*PROBLEM STATEMENT*. Locate the word "Hilfe" in the material, then show every line that holds it.

*EXERCISE INPUTS*.
-- -- --
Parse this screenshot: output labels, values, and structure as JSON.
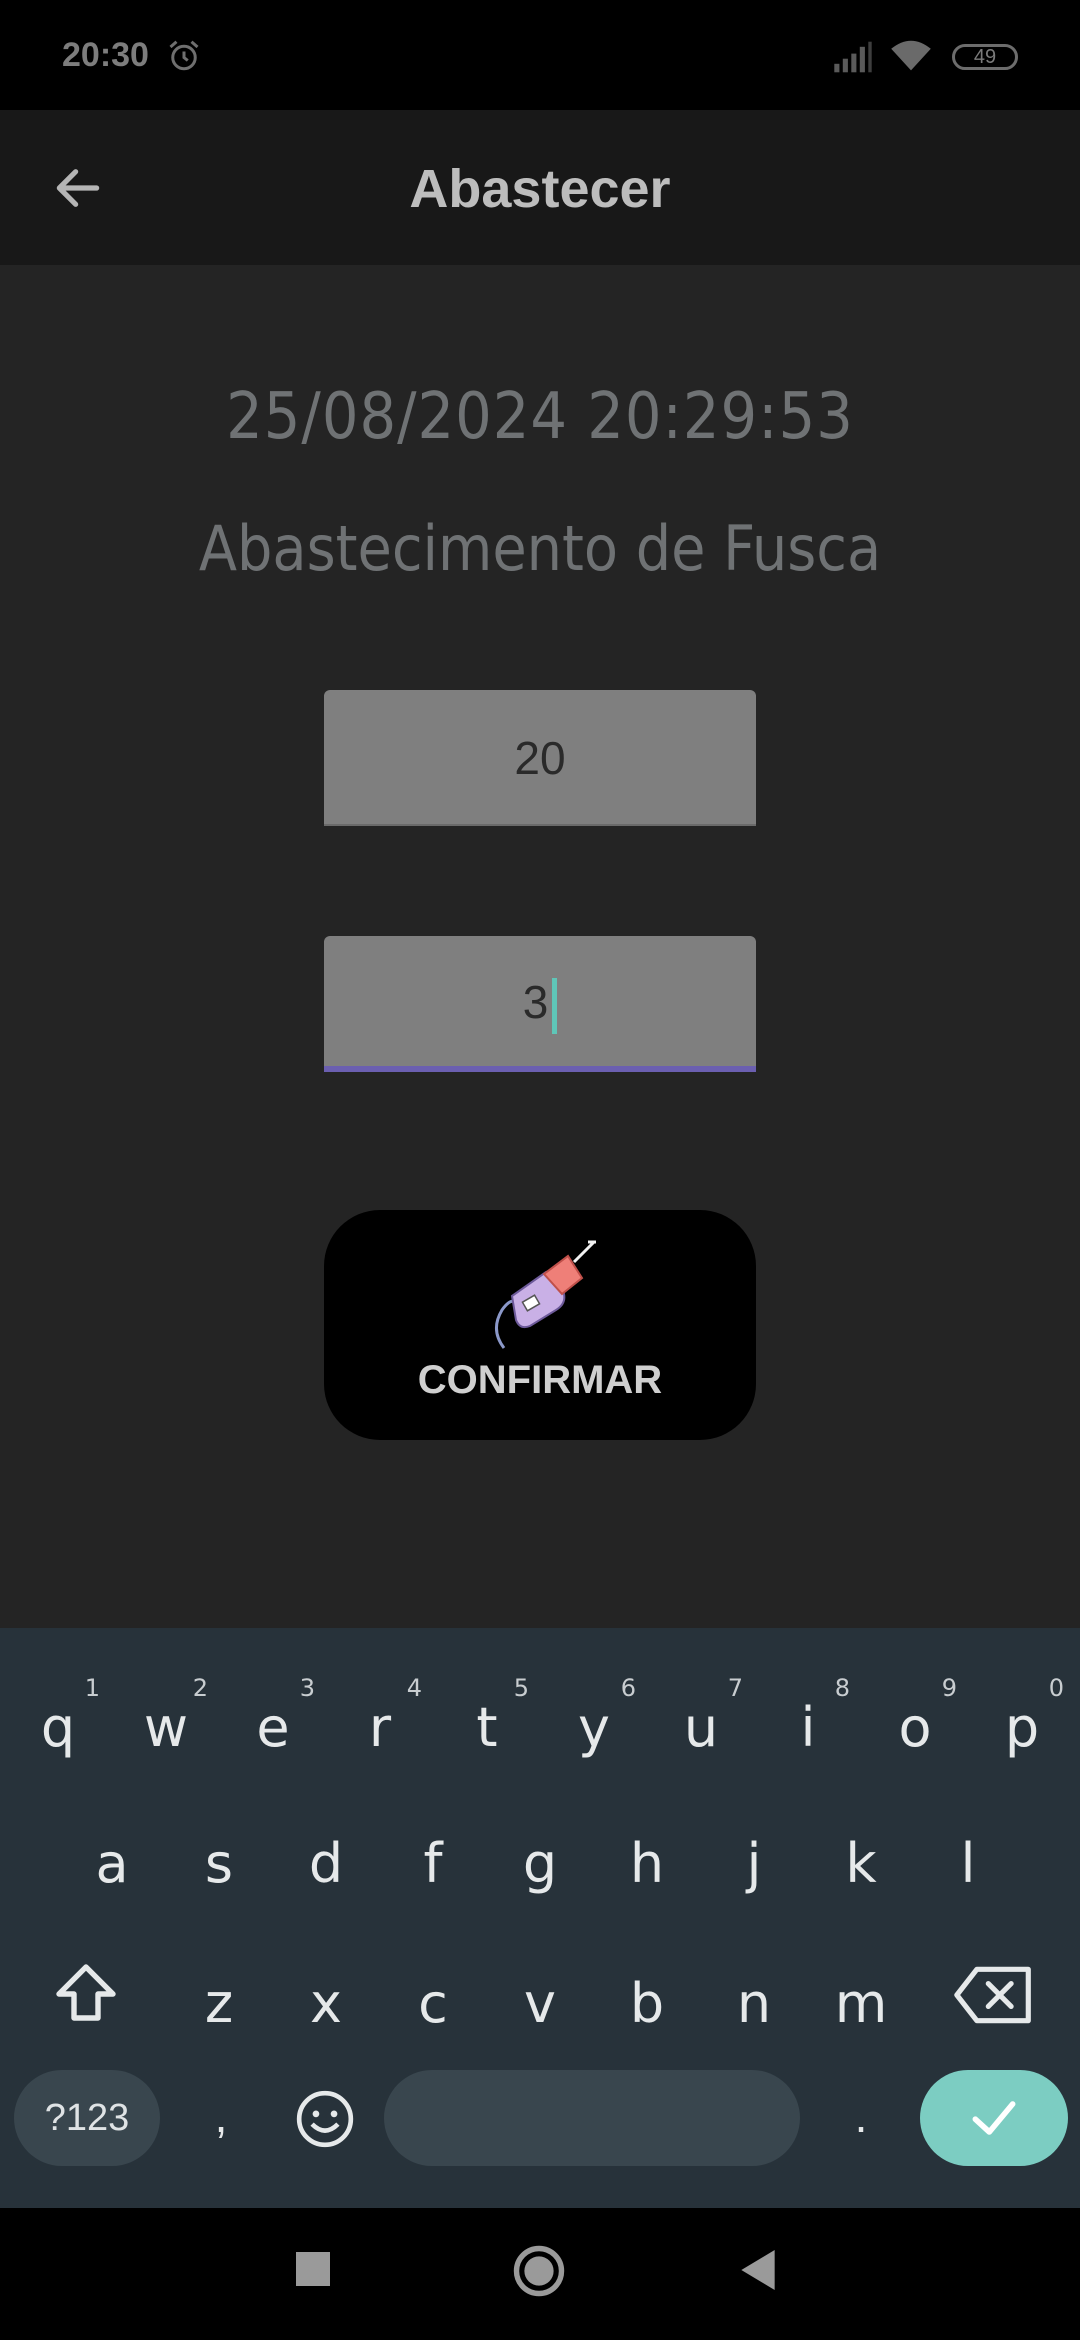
{
  "status_bar": {
    "time": "20:30",
    "battery": "49",
    "icons": [
      "alarm-icon",
      "signal-icon",
      "wifi-icon",
      "battery-icon"
    ]
  },
  "app_bar": {
    "title": "Abastecer",
    "back_icon": "arrow-left-icon"
  },
  "content": {
    "datetime": "25/08/2024 20:29:53",
    "subtitle": "Abastecimento de Fusca",
    "field1_value": "20",
    "field2_value": "3",
    "confirm_label": "CONFIRMAR",
    "confirm_icon": "fuel-pump-icon"
  },
  "keyboard": {
    "row1": [
      {
        "k": "q",
        "n": "1"
      },
      {
        "k": "w",
        "n": "2"
      },
      {
        "k": "e",
        "n": "3"
      },
      {
        "k": "r",
        "n": "4"
      },
      {
        "k": "t",
        "n": "5"
      },
      {
        "k": "y",
        "n": "6"
      },
      {
        "k": "u",
        "n": "7"
      },
      {
        "k": "i",
        "n": "8"
      },
      {
        "k": "o",
        "n": "9"
      },
      {
        "k": "p",
        "n": "0"
      }
    ],
    "row2": [
      "a",
      "s",
      "d",
      "f",
      "g",
      "h",
      "j",
      "k",
      "l"
    ],
    "row3": [
      "z",
      "x",
      "c",
      "v",
      "b",
      "n",
      "m"
    ],
    "symbols_label": "?123",
    "comma": ",",
    "period": ".",
    "icons": [
      "shift-icon",
      "backspace-icon",
      "emoji-icon",
      "check-icon"
    ]
  },
  "nav_bar": {
    "icons": [
      "recents-icon",
      "home-icon",
      "back-triangle-icon"
    ]
  },
  "colors": {
    "background": "#242424",
    "app_bar": "#181818",
    "field": "#7f7f7f",
    "field_underline": "#6b5fb0",
    "caret": "#5fc6b8",
    "keyboard_bg": "#27323a",
    "enter_key": "#7ccdc2"
  }
}
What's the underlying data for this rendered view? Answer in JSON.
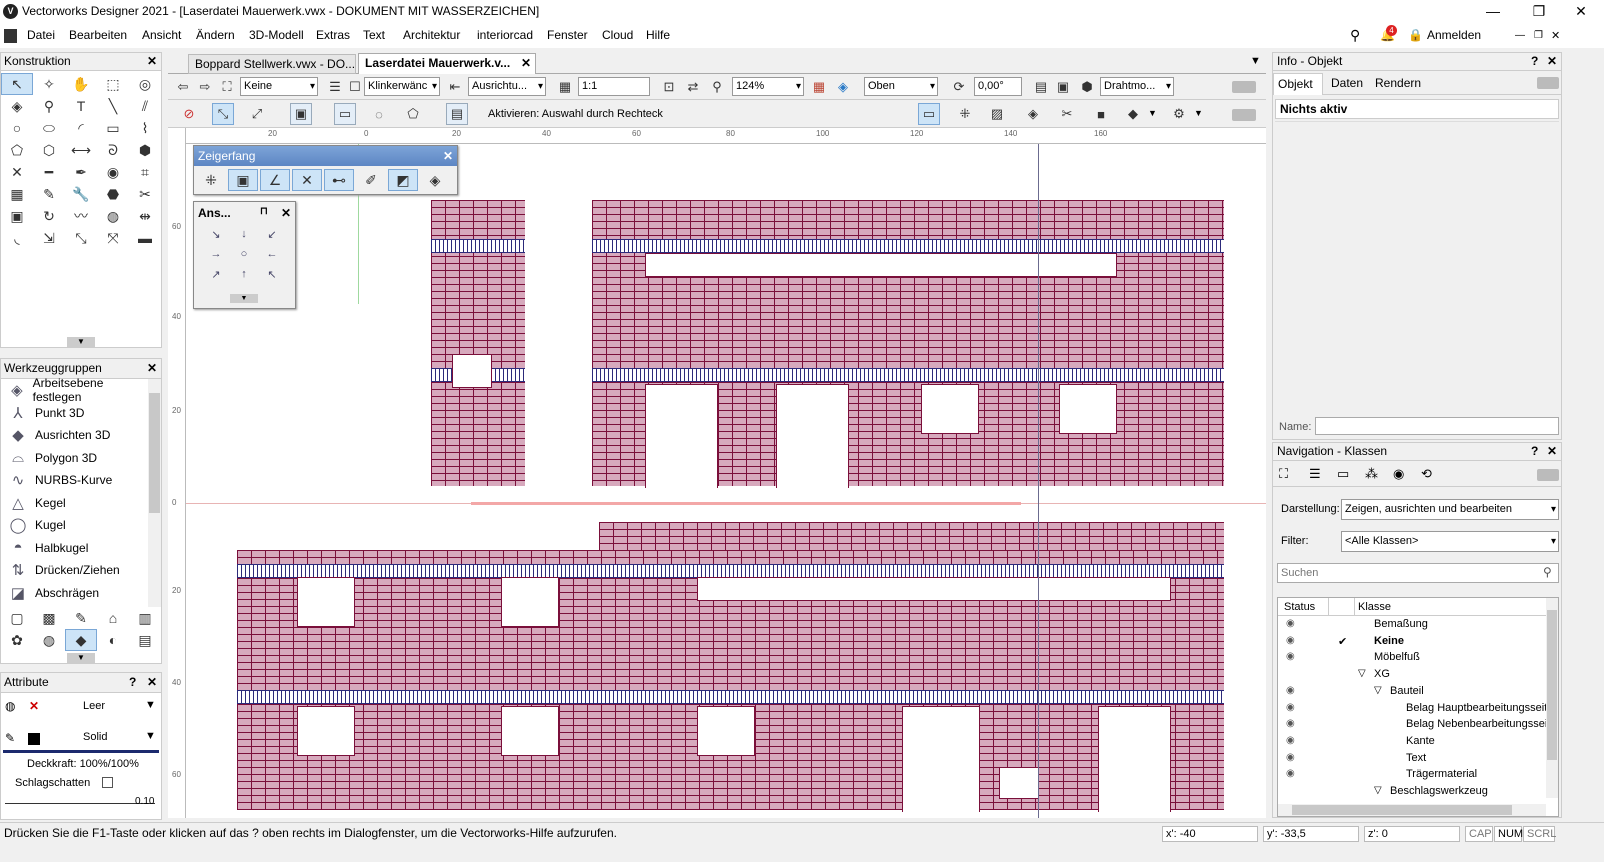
{
  "window": {
    "title": "Vectorworks Designer 2021 - [Laserdatei Mauerwerk.vwx - DOKUMENT MIT WASSERZEICHEN]",
    "app_icon": "V",
    "controls": [
      "—",
      "❐",
      "✕"
    ]
  },
  "menubar": {
    "items": [
      "Datei",
      "Bearbeiten",
      "Ansicht",
      "Ändern",
      "3D-Modell",
      "Extras",
      "Text",
      "Architektur",
      "interiorcad",
      "Fenster",
      "Cloud",
      "Hilfe"
    ],
    "notif_count": "4",
    "signin": "Anmelden"
  },
  "konstruktion": {
    "title": "Konstruktion"
  },
  "werkzeuggruppen": {
    "title": "Werkzeuggruppen",
    "items": [
      "Arbeitsebene festlegen",
      "Punkt 3D",
      "Ausrichten 3D",
      "Polygon 3D",
      "NURBS-Kurve",
      "Kegel",
      "Kugel",
      "Halbkugel",
      "Drücken/Ziehen",
      "Abschrägen"
    ]
  },
  "attribute": {
    "title": "Attribute",
    "fill_value": "Leer",
    "line_value": "Solid",
    "opacity": "Deckkraft: 100%/100%",
    "shadow_label": "Schlagschatten",
    "line_weight": "0.10"
  },
  "tabs": {
    "doc1": "Boppard Stellwerk.vwx - DO...",
    "doc2": "Laserdatei Mauerwerk.v..."
  },
  "viewbar": {
    "layer": "Keine",
    "class": "Klinkerwänc",
    "align": "Ausrichtu...",
    "scale": "1:1",
    "zoom": "124%",
    "view": "Oben",
    "angle": "0,00°",
    "render": "Drahtmo..."
  },
  "modebar": {
    "hint": "Aktivieren: Auswahl durch Rechteck"
  },
  "zeigerfang": {
    "title": "Zeigerfang"
  },
  "ansichten": {
    "title": "Ans..."
  },
  "rulers": {
    "top": [
      "20",
      "0",
      "20",
      "40",
      "60",
      "80",
      "100",
      "120",
      "140",
      "160"
    ],
    "left": [
      "60",
      "40",
      "20",
      "0",
      "20",
      "40",
      "60"
    ]
  },
  "info": {
    "title": "Info - Objekt",
    "tabs": [
      "Objekt",
      "Daten",
      "Rendern"
    ],
    "status": "Nichts aktiv",
    "name_label": "Name:"
  },
  "navigation": {
    "title": "Navigation - Klassen",
    "darstellung_label": "Darstellung:",
    "darstellung_value": "Zeigen, ausrichten und bearbeiten",
    "filter_label": "Filter:",
    "filter_value": "<Alle Klassen>",
    "search_placeholder": "Suchen",
    "col_status": "Status",
    "col_klasse": "Klasse",
    "rows": [
      {
        "name": "Bemaßung",
        "indent": 0,
        "eye": true,
        "check": false,
        "bold": false,
        "toggle": ""
      },
      {
        "name": "Keine",
        "indent": 0,
        "eye": true,
        "check": true,
        "bold": true,
        "toggle": ""
      },
      {
        "name": "Möbelfuß",
        "indent": 0,
        "eye": true,
        "check": false,
        "bold": false,
        "toggle": ""
      },
      {
        "name": "XG",
        "indent": 0,
        "eye": false,
        "check": false,
        "bold": false,
        "toggle": "▽"
      },
      {
        "name": "Bauteil",
        "indent": 1,
        "eye": true,
        "check": false,
        "bold": false,
        "toggle": "▽"
      },
      {
        "name": "Belag Hauptbearbeitungsseit",
        "indent": 2,
        "eye": true,
        "check": false,
        "bold": false,
        "toggle": ""
      },
      {
        "name": "Belag Nebenbearbeitungsseit",
        "indent": 2,
        "eye": true,
        "check": false,
        "bold": false,
        "toggle": ""
      },
      {
        "name": "Kante",
        "indent": 2,
        "eye": true,
        "check": false,
        "bold": false,
        "toggle": ""
      },
      {
        "name": "Text",
        "indent": 2,
        "eye": true,
        "check": false,
        "bold": false,
        "toggle": ""
      },
      {
        "name": "Trägermaterial",
        "indent": 2,
        "eye": true,
        "check": false,
        "bold": false,
        "toggle": ""
      },
      {
        "name": "Beschlagswerkzeug",
        "indent": 1,
        "eye": false,
        "check": false,
        "bold": false,
        "toggle": "▽"
      }
    ]
  },
  "status": {
    "hint": "Drücken Sie die F1-Taste oder klicken auf das ? oben rechts im Dialogfenster, um die Vectorworks-Hilfe aufzurufen.",
    "x": "x': -40",
    "y": "y': -33,5",
    "z": "z': 0",
    "caps": "CAP",
    "num": "NUM",
    "scrl": "SCRL"
  },
  "colors": {
    "brick": "#d7a9bd",
    "mortar": "#7a0f3a",
    "band": "#2c2a7a",
    "accent": "#cde4f7"
  }
}
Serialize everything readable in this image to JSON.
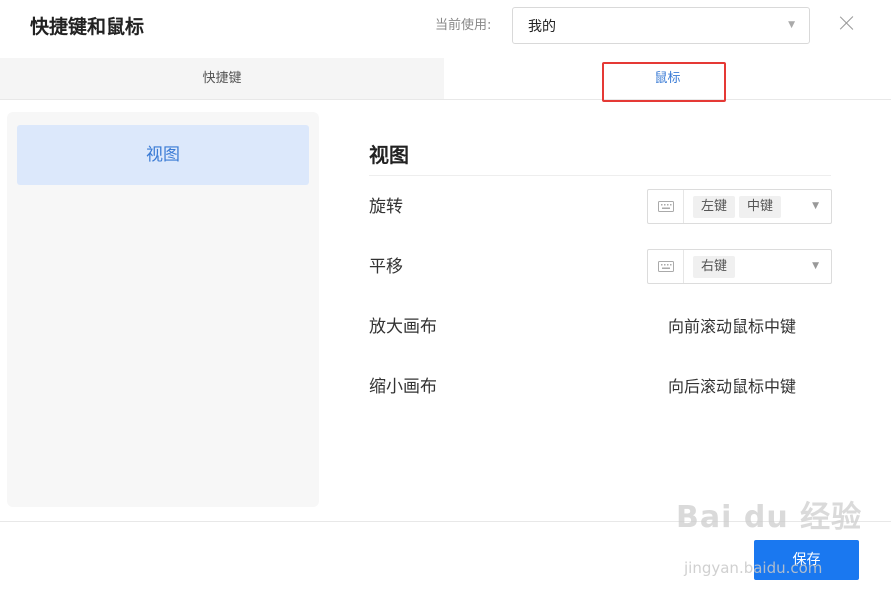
{
  "dialog": {
    "title": "快捷键和鼠标",
    "current_label": "当前使用:",
    "current_value": "我的"
  },
  "tabs": [
    {
      "label": "快捷键",
      "active": false
    },
    {
      "label": "鼠标",
      "active": true
    }
  ],
  "sidebar": {
    "items": [
      {
        "label": "视图",
        "selected": true
      }
    ]
  },
  "section": {
    "title": "视图",
    "rows": [
      {
        "label": "旋转",
        "tags": [
          "左键",
          "中键"
        ]
      },
      {
        "label": "平移",
        "tags": [
          "右键"
        ]
      },
      {
        "label": "放大画布",
        "value": "向前滚动鼠标中键"
      },
      {
        "label": "缩小画布",
        "value": "向后滚动鼠标中键"
      }
    ]
  },
  "footer": {
    "save_label": "保存"
  },
  "watermark": {
    "text": "Bai du 经验",
    "sub": "jingyan.baidu.com"
  },
  "colors": {
    "accent": "#1a78f0",
    "tab_active_text": "#3a7bd5",
    "highlight_border": "#e53935",
    "sidebar_selected_bg": "#dce8fb"
  }
}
-- -- --
*CORRECT OUTPUT*.
      "Hilfe"
    "hint": "Drücken Sie die F1-Taste oder klicken auf das ? oben rechts im Dialogfenster, um die Vectorworks-Hilfe aufzurufen.",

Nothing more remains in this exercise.